## TO DO
Every line of the material is to be repeated exactly as it stands.

Stored entries:
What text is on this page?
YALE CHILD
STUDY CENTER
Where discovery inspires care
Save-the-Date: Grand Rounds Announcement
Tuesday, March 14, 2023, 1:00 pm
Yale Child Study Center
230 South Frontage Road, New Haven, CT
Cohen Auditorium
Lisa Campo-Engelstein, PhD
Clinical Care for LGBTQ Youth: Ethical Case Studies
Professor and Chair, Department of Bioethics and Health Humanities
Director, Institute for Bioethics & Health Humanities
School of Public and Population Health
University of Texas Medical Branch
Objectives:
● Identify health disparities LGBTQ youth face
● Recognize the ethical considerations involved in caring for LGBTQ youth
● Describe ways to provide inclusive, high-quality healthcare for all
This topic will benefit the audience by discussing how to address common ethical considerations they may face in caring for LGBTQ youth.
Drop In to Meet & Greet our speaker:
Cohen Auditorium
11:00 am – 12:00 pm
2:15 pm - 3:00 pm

## RESPONSE TO THE EXERCISE
What text is on this page?
YALE CHILD
STUDY CENTER
Where discovery inspires care
Save-the-Date: Grand Rounds Announcement
Tuesday, March 14, 2023, 1:00 pm
Yale Child Study Center
230 South Frontage Road, New Haven, CT
Cohen Auditorium
Lisa Campo-Engelstein, PhD
Clinical Care for LGBTQ Youth: Ethical Case Studies
Professor and Chair, Department of Bioethics and Health Humanities
Director, Institute for Bioethics & Health Humanities
School of Public and Population Health
University of Texas Medical Branch
Objectives:
● Identify health disparities LGBTQ youth face
● Recognize the ethical considerations involved in caring for LGBTQ youth
● Describe ways to provide inclusive, high-quality healthcare for all
This topic will benefit the audience by discussing how to address common ethical considerations they may face in caring for LGBTQ youth.
Drop In to Meet & Greet our speaker:
Cohen Auditorium
11:00 am – 12:00 pm
2:15 pm - 3:00 pm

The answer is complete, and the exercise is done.